▸ SOURCE RECORDS
========================

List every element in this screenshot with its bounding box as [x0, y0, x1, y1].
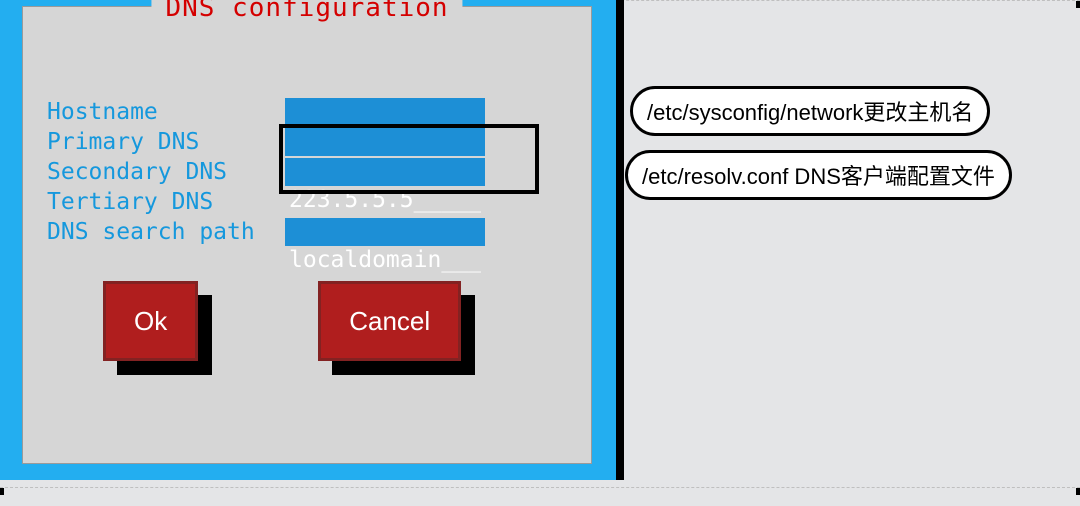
screenshot-canvas: DNS configuration Hostname oldboy32 Prim… [0, 0, 1080, 506]
dns-form: Hostname oldboy32 Primary DNS 8.8.8.8___… [47, 97, 567, 247]
row-secondary-dns: Secondary DNS 223.5.5.5_____ [47, 157, 567, 187]
dialog-buttons: Ok Cancel [103, 281, 461, 361]
annotation-network-file: /etc/sysconfig/network更改主机名 [630, 86, 990, 136]
input-hostname[interactable]: oldboy32 [285, 98, 485, 126]
input-secondary-dns[interactable]: 223.5.5.5_____ [285, 158, 485, 186]
input-search-path[interactable]: localdomain___ [285, 218, 485, 246]
row-search-path: DNS search path localdomain___ [47, 217, 567, 247]
label-search-path: DNS search path [47, 219, 285, 245]
annotation-resolv-file: /etc/resolv.conf DNS客户端配置文件 [625, 150, 1012, 200]
row-hostname: Hostname oldboy32 [47, 97, 567, 127]
terminal-window: DNS configuration Hostname oldboy32 Prim… [0, 0, 624, 480]
label-tertiary-dns: Tertiary DNS [47, 189, 285, 215]
label-hostname: Hostname [47, 99, 285, 125]
label-primary-dns: Primary DNS [47, 129, 285, 155]
label-secondary-dns: Secondary DNS [47, 159, 285, 185]
ok-button[interactable]: Ok [103, 281, 198, 361]
row-primary-dns: Primary DNS 8.8.8.8_______ [47, 127, 567, 157]
input-primary-dns[interactable]: 8.8.8.8_______ [285, 128, 485, 156]
cancel-button[interactable]: Cancel [318, 281, 461, 361]
guide-line-bottom [0, 487, 1080, 488]
dns-config-dialog: DNS configuration Hostname oldboy32 Prim… [22, 6, 592, 464]
dialog-title: DNS configuration [151, 0, 462, 23]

========================

▸ SET EXERCISE
Reproduce all of the records above, changing every "oldboy32" to "web01" and leaving everything else as it is. Omit the pictures.

▸ ANSWER FOR THIS EXERCISE
List every element in this screenshot with its bounding box as [x0, y0, x1, y1].
screenshot-canvas: DNS configuration Hostname web01 Prim… [0, 0, 1080, 506]
dns-form: Hostname web01 Primary DNS 8.8.8.8___… [47, 97, 567, 247]
row-secondary-dns: Secondary DNS 223.5.5.5_____ [47, 157, 567, 187]
dialog-buttons: Ok Cancel [103, 281, 461, 361]
annotation-network-file: /etc/sysconfig/network更改主机名 [630, 86, 990, 136]
input-hostname[interactable]: web01 [285, 98, 485, 126]
input-secondary-dns[interactable]: 223.5.5.5_____ [285, 158, 485, 186]
input-search-path[interactable]: localdomain___ [285, 218, 485, 246]
row-search-path: DNS search path localdomain___ [47, 217, 567, 247]
label-search-path: DNS search path [47, 219, 285, 245]
annotation-resolv-file: /etc/resolv.conf DNS客户端配置文件 [625, 150, 1012, 200]
row-hostname: Hostname web01 [47, 97, 567, 127]
terminal-window: DNS configuration Hostname web01 Prim… [0, 0, 624, 480]
label-tertiary-dns: Tertiary DNS [47, 189, 285, 215]
label-hostname: Hostname [47, 99, 285, 125]
label-primary-dns: Primary DNS [47, 129, 285, 155]
label-secondary-dns: Secondary DNS [47, 159, 285, 185]
ok-button[interactable]: Ok [103, 281, 198, 361]
row-primary-dns: Primary DNS 8.8.8.8_______ [47, 127, 567, 157]
input-primary-dns[interactable]: 8.8.8.8_______ [285, 128, 485, 156]
cancel-button[interactable]: Cancel [318, 281, 461, 361]
guide-line-bottom [0, 487, 1080, 488]
dns-config-dialog: DNS configuration Hostname web01 Prim… [22, 6, 592, 464]
dialog-title: DNS configuration [151, 0, 462, 23]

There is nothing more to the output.